STATED GOAL:
In the material below, count the lines with the word "posible" and state that number only.

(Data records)

============================================================

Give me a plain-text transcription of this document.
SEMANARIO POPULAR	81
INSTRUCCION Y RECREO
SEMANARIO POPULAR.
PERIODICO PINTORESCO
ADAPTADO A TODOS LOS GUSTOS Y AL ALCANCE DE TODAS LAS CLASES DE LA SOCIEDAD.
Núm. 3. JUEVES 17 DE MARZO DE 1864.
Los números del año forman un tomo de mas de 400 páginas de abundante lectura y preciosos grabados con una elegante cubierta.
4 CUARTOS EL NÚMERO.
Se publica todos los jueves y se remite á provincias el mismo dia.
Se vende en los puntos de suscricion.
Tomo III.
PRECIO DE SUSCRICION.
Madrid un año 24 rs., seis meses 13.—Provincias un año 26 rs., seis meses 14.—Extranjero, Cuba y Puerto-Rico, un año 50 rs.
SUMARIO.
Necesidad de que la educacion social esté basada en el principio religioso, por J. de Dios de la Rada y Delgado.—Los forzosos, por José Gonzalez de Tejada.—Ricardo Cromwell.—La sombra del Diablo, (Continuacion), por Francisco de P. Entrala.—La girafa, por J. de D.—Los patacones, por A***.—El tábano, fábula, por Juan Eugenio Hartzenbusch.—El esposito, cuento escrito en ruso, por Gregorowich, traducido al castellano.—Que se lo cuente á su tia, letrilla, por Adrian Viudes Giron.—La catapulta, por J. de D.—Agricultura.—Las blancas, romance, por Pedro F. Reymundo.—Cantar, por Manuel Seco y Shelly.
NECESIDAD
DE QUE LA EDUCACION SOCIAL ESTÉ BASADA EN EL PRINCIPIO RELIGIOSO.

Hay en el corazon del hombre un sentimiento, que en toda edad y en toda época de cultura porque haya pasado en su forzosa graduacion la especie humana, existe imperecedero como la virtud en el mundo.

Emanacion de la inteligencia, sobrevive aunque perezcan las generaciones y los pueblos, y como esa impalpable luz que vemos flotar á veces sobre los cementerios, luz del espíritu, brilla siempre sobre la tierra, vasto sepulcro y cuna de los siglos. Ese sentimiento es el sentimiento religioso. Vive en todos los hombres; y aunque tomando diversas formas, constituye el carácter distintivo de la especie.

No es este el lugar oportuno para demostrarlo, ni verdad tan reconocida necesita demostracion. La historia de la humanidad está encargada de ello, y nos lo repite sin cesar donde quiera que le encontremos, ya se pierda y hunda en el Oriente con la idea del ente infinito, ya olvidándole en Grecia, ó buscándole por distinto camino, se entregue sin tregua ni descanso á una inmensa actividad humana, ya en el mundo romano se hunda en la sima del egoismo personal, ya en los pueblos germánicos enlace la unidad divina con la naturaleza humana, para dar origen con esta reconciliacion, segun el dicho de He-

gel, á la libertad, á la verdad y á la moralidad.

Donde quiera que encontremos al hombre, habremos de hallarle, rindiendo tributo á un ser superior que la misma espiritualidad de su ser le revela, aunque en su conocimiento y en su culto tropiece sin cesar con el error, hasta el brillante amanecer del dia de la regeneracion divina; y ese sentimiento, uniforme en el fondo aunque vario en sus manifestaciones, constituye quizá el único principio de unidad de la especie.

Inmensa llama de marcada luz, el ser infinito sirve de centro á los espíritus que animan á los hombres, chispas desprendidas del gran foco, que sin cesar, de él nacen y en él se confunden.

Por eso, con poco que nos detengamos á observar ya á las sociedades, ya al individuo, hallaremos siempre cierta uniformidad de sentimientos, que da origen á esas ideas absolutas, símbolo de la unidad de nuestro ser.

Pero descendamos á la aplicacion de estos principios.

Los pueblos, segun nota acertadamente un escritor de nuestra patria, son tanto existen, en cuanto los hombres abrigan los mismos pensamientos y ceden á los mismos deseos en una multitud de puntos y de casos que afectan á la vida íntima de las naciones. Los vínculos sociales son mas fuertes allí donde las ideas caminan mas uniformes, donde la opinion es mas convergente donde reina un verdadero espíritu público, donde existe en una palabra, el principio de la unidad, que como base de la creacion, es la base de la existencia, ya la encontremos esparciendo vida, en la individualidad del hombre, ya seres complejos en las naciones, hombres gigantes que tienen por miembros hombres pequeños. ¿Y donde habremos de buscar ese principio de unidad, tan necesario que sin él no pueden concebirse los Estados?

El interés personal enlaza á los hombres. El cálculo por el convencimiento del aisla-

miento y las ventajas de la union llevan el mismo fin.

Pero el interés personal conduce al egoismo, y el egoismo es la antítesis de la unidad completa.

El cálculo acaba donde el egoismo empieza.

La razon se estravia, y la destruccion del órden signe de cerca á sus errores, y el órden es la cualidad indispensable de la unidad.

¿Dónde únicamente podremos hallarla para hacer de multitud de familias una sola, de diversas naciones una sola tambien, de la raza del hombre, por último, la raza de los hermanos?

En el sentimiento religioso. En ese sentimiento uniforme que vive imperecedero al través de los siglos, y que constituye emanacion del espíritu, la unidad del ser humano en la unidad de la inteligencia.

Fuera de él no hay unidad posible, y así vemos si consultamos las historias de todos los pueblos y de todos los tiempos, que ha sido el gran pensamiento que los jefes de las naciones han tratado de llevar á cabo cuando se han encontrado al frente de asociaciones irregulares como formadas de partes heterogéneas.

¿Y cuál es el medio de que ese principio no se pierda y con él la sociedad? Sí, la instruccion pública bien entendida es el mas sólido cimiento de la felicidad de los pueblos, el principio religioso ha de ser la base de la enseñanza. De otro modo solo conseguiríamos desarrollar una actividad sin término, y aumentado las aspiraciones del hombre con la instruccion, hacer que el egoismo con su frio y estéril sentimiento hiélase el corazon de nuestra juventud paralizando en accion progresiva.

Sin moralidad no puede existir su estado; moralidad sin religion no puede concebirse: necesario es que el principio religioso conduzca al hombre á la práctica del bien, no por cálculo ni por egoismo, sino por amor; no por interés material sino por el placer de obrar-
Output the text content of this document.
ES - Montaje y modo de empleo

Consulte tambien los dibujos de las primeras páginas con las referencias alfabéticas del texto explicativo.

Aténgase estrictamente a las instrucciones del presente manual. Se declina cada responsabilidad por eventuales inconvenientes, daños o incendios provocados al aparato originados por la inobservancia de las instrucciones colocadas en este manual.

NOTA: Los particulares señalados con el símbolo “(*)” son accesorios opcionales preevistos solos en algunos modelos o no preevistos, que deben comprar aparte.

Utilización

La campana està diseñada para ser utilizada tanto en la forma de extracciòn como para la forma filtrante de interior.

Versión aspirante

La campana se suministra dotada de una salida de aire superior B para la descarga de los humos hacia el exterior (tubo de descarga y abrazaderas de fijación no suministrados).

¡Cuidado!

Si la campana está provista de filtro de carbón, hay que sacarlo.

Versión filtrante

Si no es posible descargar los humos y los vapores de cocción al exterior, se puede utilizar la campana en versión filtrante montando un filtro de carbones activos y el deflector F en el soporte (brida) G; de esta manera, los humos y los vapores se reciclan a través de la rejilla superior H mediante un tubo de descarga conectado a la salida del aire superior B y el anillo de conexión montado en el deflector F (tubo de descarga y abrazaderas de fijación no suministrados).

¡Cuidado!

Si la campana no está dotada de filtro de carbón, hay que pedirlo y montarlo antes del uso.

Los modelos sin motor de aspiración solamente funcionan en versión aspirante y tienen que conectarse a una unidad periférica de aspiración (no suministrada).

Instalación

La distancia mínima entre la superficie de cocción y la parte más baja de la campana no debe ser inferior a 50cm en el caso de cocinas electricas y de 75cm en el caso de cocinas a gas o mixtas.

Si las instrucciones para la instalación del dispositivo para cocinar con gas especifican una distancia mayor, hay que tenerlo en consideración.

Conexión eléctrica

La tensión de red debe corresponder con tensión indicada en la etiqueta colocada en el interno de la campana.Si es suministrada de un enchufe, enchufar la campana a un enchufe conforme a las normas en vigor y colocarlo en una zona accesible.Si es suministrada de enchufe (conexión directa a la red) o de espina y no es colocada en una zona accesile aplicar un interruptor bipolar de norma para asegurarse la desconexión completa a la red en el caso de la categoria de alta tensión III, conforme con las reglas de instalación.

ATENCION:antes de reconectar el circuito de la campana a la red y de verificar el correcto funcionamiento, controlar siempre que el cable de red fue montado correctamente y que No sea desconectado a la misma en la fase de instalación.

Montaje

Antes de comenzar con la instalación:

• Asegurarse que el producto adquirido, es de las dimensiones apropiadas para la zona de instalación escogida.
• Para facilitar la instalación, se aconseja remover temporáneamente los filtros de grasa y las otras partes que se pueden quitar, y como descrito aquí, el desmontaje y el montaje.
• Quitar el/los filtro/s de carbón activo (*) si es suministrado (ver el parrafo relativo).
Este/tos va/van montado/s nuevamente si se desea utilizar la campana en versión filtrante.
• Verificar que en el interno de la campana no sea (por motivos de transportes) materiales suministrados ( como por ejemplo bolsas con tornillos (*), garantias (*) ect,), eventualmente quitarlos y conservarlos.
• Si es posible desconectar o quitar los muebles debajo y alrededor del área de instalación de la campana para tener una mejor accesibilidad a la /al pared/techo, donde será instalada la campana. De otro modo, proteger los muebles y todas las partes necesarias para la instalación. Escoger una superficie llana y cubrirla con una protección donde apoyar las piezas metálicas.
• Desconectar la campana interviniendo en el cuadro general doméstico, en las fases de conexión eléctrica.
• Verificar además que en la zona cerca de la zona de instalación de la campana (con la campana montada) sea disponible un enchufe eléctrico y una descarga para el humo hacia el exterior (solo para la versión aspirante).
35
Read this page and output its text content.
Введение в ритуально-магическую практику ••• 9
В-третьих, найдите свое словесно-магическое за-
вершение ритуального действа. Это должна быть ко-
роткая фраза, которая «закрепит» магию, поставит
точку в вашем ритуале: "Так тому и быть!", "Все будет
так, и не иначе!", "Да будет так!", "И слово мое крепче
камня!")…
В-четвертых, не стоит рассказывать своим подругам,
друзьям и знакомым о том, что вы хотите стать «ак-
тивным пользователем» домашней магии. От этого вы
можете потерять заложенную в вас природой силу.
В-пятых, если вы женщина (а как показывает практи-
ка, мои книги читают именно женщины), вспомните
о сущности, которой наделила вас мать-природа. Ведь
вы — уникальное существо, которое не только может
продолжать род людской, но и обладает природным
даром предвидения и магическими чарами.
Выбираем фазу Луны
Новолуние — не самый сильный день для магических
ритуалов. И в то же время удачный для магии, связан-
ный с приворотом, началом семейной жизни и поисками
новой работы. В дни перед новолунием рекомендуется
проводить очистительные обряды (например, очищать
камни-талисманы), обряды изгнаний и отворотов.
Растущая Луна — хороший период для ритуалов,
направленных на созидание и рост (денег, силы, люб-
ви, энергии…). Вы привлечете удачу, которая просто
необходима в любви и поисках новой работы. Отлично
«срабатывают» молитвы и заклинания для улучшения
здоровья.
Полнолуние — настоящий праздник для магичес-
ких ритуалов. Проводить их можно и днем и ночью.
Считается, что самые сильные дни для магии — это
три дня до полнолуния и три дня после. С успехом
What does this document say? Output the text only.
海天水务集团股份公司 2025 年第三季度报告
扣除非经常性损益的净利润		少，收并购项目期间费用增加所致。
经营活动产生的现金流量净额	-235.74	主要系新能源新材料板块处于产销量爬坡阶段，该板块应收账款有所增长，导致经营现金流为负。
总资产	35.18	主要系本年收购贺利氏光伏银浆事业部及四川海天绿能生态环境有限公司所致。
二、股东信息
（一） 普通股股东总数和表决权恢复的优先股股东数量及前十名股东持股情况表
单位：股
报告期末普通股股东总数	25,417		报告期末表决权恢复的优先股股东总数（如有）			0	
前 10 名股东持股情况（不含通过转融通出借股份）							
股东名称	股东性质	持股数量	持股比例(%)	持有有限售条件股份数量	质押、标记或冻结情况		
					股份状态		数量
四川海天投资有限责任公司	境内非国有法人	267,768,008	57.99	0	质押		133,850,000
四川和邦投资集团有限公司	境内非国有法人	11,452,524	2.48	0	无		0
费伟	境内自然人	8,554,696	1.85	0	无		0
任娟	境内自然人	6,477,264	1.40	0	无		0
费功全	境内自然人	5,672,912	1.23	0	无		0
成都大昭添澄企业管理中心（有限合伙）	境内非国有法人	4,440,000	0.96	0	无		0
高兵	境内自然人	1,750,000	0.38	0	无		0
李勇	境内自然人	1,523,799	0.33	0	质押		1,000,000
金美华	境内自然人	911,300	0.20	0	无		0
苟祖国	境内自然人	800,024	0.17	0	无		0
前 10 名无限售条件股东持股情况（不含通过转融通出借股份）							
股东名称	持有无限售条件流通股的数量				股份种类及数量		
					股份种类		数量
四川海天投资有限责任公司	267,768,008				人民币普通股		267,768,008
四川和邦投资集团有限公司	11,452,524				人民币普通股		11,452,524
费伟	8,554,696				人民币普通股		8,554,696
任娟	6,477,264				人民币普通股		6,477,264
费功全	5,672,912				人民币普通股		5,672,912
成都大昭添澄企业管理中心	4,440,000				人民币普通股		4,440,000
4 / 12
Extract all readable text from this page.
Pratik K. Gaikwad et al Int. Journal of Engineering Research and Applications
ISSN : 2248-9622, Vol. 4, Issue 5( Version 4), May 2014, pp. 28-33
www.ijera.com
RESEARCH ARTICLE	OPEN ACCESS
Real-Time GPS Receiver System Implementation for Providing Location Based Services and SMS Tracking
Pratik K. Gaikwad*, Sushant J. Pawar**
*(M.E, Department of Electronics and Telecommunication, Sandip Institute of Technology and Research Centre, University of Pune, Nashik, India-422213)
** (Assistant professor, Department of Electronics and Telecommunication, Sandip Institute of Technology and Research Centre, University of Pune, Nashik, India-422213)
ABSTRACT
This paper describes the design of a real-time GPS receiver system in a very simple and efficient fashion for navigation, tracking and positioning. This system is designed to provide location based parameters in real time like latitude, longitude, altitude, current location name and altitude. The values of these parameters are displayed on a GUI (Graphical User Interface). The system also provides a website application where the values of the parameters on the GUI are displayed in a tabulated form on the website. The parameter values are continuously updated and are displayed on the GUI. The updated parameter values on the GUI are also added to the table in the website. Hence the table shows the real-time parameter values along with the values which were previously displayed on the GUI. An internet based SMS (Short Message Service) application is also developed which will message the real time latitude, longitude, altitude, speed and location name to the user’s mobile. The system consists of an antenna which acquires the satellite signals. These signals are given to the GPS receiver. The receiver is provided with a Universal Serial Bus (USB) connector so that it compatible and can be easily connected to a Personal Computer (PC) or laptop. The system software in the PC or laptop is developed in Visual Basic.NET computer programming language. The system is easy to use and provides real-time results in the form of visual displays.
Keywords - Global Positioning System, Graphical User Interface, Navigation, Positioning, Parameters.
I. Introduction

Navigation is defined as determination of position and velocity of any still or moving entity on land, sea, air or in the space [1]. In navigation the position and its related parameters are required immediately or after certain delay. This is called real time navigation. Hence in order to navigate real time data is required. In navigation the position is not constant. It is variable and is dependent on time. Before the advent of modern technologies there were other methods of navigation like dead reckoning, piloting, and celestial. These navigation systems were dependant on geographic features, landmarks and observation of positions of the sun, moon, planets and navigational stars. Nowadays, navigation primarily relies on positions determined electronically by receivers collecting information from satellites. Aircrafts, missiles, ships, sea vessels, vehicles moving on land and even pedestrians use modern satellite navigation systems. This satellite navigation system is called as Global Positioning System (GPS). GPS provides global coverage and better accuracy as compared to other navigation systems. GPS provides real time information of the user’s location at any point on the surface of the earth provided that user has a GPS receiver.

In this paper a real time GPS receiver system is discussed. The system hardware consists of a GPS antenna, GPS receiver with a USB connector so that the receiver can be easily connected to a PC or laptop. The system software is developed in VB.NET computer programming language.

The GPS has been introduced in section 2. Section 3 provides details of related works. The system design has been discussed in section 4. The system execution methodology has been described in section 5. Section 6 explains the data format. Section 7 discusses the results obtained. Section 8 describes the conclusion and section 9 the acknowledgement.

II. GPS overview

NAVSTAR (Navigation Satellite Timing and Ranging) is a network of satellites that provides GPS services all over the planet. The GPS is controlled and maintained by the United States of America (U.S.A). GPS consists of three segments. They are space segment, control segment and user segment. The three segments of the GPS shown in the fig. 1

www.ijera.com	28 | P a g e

============================================================

ANSWER FOR THIS EXERCISE:
3